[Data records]

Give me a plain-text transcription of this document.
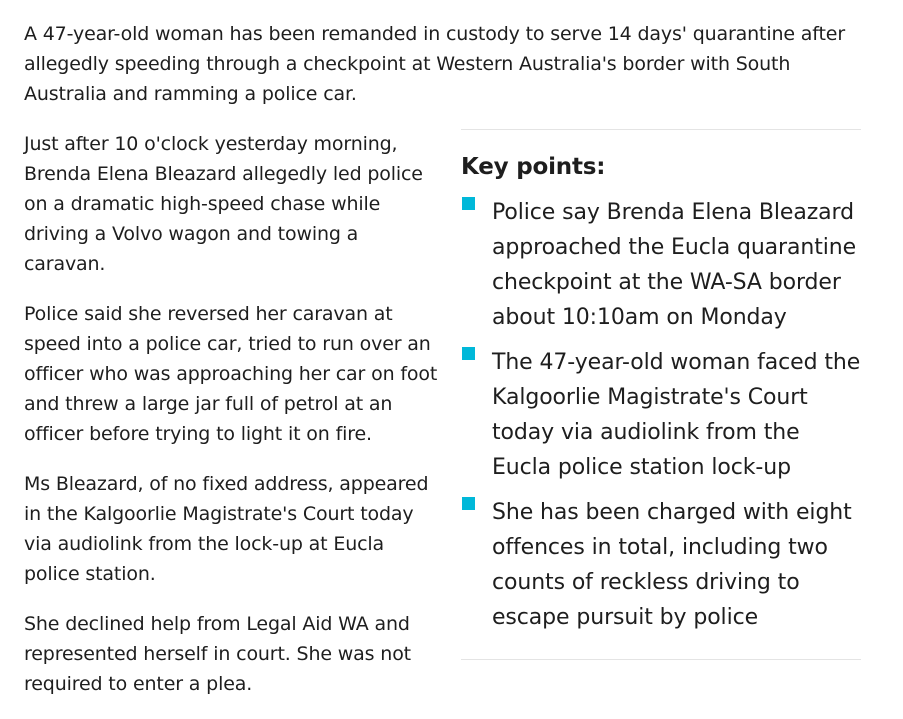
A 47-year-old woman has been remanded in custody to serve 14 days' quarantine after allegedly speeding through a checkpoint at Western Australia's border with South Australia and ramming a police car.

Just after 10 o'clock yesterday morning, Brenda Elena Bleazard allegedly led police on a dramatic high-speed chase while driving a Volvo wagon and towing a caravan.

Police said she reversed her caravan at speed into a police car, tried to run over an officer who was approaching her car on foot and threw a large jar full of petrol at an officer before trying to light it on fire.

Ms Bleazard, of no fixed address, appeared in the Kalgoorlie Magistrate's Court today via audiolink from the lock-up at Eucla police station.

She declined help from Legal Aid WA and represented herself in court. She was not required to enter a plea.

Key points:
Police say Brenda Elena Bleazard approached the Eucla quarantine checkpoint at the WA-SA border about 10:10am on Monday
The 47-year-old woman faced the Kalgoorlie Magistrate's Court today via audiolink from the Eucla police station lock-up
She has been charged with eight offences in total, including two counts of reckless driving to escape pursuit by police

* [GIVEN REQUEST] Leave out the pictures and copy the rest of the material above exactly.

* [RESPONSE TO THE TASK]
Give me a plain-text transcription of this document.
A 47-year-old woman has been remanded in custody to serve 14 days' quarantine after allegedly speeding through a checkpoint at Western Australia's border with South Australia and ramming a police car.

Just after 10 o'clock yesterday morning, Brenda Elena Bleazard allegedly led police on a dramatic high-speed chase while driving a Volvo wagon and towing a caravan.

Police said she reversed her caravan at speed into a police car, tried to run over an officer who was approaching her car on foot and threw a large jar full of petrol at an officer before trying to light it on fire.

Ms Bleazard, of no fixed address, appeared in the Kalgoorlie Magistrate's Court today via audiolink from the lock-up at Eucla police station.

She declined help from Legal Aid WA and represented herself in court. She was not required to enter a plea.

Key points:
Police say Brenda Elena Bleazard approached the Eucla quarantine checkpoint at the WA-SA border about 10:10am on Monday
The 47-year-old woman faced the Kalgoorlie Magistrate's Court today via audiolink from the Eucla police station lock-up
She has been charged with eight offences in total, including two counts of reckless driving to escape pursuit by police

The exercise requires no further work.